- **Set exercise**
Keep only the lines that hold the string "Государственный", filtering out the rest of the entries below.
▬▬▬
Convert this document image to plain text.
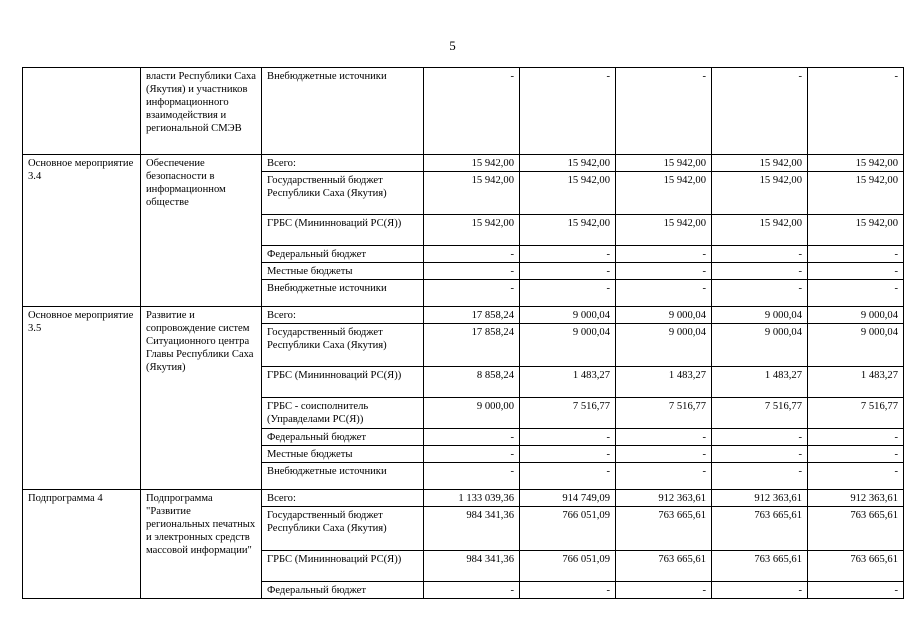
5
	власти Республики Саха (Якутия) и участников информационного взаимодействия и региональной СМЭВ	Внебюджетные источники	-	-	-	-	-
Основное мероприятие 3.4	Обеспечение безопасности в информационном обществе	Всего:	15 942,00	15 942,00	15 942,00	15 942,00	15 942,00
		Государственный бюджет Республики Саха (Якутия)	15 942,00	15 942,00	15 942,00	15 942,00	15 942,00
		ГРБС (Мининноваций РС(Я))	15 942,00	15 942,00	15 942,00	15 942,00	15 942,00
		Федеральный бюджет	-	-	-	-	-
		Местные бюджеты	-	-	-	-	-
		Внебюджетные источники	-	-	-	-	-
Основное мероприятие 3.5	Развитие и сопровождение систем Ситуационного центра Главы Республики Саха (Якутия)	Всего:	17 858,24	9 000,04	9 000,04	9 000,04	9 000,04
		Государственный бюджет Республики Саха (Якутия)	17 858,24	9 000,04	9 000,04	9 000,04	9 000,04
		ГРБС (Мининноваций РС(Я))	8 858,24	1 483,27	1 483,27	1 483,27	1 483,27
		ГРБС - соисполнитель (Управделами РС(Я))	9 000,00	7 516,77	7 516,77	7 516,77	7 516,77
		Федеральный бюджет	-	-	-	-	-
		Местные бюджеты	-	-	-	-	-
		Внебюджетные источники	-	-	-	-	-
Подпрограмма 4	Подпрограмма "Развитие региональных печатных и электронных средств массовой информации"	Всего:	1 133 039,36	914 749,09	912 363,61	912 363,61	912 363,61
		Государственный бюджет Республики Саха (Якутия)	984 341,36	766 051,09	763 665,61	763 665,61	763 665,61
		ГРБС (Мининноваций РС(Я))	984 341,36	766 051,09	763 665,61	763 665,61	763 665,61
		Федеральный бюджет	-	-	-	-	-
▬▬▬
- **Written answer**
		Государственный бюджет Республики Саха (Якутия)	15 942,00	15 942,00	15 942,00	15 942,00	15 942,00
		Государственный бюджет Республики Саха (Якутия)	17 858,24	9 000,04	9 000,04	9 000,04	9 000,04
		Государственный бюджет Республики Саха (Якутия)	984 341,36	766 051,09	763 665,61	763 665,61	763 665,61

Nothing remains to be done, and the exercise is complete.